■ What you are asked to do
List every line in this data where the string "xlabel" occurs.

(Stored records)
Start

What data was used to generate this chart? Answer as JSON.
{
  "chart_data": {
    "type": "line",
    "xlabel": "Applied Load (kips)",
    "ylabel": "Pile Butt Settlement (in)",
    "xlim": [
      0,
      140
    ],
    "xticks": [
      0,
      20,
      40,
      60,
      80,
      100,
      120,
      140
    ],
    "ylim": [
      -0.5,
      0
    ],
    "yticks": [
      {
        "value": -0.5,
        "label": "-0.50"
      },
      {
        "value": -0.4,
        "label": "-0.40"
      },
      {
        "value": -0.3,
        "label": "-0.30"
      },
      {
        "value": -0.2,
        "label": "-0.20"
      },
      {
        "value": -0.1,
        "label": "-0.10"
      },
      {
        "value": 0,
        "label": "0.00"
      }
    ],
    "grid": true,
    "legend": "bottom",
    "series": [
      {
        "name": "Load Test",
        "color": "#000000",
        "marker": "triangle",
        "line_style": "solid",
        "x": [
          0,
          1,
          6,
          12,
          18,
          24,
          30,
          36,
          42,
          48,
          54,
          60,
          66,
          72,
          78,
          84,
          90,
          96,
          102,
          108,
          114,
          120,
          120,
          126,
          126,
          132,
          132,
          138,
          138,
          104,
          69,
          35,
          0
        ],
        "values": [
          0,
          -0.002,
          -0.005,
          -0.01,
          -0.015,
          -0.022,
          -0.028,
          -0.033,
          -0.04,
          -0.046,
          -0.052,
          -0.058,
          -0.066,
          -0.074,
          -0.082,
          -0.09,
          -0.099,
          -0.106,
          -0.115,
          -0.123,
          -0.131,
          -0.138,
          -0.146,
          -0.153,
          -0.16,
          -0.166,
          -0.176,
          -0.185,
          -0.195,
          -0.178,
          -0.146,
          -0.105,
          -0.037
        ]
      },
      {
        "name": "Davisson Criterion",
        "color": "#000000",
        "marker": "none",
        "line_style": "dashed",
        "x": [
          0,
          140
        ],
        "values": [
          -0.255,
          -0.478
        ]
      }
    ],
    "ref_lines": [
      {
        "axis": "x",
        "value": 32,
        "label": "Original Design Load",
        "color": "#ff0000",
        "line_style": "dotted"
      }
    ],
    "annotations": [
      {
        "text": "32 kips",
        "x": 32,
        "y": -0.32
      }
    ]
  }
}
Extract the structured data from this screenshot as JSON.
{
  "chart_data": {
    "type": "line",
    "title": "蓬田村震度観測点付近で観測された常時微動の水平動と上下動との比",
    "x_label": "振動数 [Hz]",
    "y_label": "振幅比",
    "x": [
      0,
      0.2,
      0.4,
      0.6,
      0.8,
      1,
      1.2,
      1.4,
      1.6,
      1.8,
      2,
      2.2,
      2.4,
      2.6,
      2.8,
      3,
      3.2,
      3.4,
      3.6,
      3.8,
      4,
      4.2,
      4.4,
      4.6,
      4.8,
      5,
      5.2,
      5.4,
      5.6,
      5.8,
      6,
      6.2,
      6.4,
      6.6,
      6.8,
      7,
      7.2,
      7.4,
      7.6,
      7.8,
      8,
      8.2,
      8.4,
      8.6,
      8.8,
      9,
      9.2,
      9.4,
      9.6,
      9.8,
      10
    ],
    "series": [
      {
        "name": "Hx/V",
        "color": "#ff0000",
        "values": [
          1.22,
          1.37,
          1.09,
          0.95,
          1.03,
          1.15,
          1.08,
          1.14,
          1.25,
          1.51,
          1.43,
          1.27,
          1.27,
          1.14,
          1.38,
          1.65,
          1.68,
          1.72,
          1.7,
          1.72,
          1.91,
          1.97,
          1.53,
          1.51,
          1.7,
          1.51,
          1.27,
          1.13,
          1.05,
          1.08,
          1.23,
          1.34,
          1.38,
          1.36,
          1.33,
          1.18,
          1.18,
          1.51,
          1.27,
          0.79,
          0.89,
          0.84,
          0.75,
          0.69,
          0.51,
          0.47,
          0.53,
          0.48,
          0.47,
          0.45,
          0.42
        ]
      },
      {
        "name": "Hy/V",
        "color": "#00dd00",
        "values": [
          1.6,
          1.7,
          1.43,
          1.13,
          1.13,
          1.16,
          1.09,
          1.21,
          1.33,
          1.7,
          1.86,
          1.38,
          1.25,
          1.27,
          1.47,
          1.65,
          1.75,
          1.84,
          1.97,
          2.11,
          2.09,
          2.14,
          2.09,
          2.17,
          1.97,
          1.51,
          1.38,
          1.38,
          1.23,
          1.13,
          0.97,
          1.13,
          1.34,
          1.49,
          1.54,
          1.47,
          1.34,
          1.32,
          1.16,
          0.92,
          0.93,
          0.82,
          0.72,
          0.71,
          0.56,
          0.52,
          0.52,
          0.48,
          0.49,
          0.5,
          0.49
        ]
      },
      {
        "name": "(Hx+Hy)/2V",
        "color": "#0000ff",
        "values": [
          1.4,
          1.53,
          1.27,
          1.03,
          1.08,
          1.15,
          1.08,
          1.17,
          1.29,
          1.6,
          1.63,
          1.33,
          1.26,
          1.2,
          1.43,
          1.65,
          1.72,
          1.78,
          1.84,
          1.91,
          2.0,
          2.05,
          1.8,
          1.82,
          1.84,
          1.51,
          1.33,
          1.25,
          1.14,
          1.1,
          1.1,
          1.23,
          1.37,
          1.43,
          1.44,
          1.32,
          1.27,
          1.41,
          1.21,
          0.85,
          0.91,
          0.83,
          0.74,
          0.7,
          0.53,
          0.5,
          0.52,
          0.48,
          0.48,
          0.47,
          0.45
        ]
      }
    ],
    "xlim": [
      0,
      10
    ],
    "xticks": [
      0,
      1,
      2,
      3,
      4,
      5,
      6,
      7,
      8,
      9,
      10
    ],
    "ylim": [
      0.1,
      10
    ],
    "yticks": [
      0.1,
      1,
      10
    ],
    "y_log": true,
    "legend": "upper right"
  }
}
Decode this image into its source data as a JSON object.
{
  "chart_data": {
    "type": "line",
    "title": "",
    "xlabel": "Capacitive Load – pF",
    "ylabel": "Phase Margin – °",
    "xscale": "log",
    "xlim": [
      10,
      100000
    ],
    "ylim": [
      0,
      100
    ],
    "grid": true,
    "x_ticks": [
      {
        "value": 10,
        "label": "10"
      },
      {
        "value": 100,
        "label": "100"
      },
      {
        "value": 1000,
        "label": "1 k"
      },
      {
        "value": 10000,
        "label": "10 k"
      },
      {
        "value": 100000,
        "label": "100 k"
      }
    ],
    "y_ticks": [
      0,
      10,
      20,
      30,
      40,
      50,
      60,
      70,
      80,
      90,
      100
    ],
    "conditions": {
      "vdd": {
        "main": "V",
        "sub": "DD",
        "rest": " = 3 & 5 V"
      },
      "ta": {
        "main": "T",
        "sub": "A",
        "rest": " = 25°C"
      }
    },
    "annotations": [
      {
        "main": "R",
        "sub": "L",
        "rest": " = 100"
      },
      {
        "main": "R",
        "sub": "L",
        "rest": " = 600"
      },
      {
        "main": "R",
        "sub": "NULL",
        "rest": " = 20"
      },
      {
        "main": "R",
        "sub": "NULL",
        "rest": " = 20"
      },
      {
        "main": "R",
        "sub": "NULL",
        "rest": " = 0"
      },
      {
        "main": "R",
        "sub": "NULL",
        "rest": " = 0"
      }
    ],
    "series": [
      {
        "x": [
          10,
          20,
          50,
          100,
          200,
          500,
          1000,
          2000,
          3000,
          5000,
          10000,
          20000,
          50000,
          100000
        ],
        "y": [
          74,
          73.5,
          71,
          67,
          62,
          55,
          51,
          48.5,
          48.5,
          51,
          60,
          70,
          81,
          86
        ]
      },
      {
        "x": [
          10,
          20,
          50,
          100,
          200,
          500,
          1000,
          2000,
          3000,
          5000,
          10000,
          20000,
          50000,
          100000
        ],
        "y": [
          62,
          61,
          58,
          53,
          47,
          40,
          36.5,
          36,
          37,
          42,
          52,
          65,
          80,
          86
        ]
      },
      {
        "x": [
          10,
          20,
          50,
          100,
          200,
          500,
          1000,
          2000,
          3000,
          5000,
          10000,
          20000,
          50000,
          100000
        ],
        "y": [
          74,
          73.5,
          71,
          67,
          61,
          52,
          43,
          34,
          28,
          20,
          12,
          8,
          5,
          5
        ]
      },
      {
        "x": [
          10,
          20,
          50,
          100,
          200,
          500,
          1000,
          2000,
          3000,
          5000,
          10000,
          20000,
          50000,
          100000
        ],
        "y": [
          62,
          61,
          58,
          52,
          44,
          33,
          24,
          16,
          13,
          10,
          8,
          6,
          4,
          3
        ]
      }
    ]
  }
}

End

■ The solution
    "xlabel": "Applied Load (kips)",
    "xlabel": "Capacitive Load – pF",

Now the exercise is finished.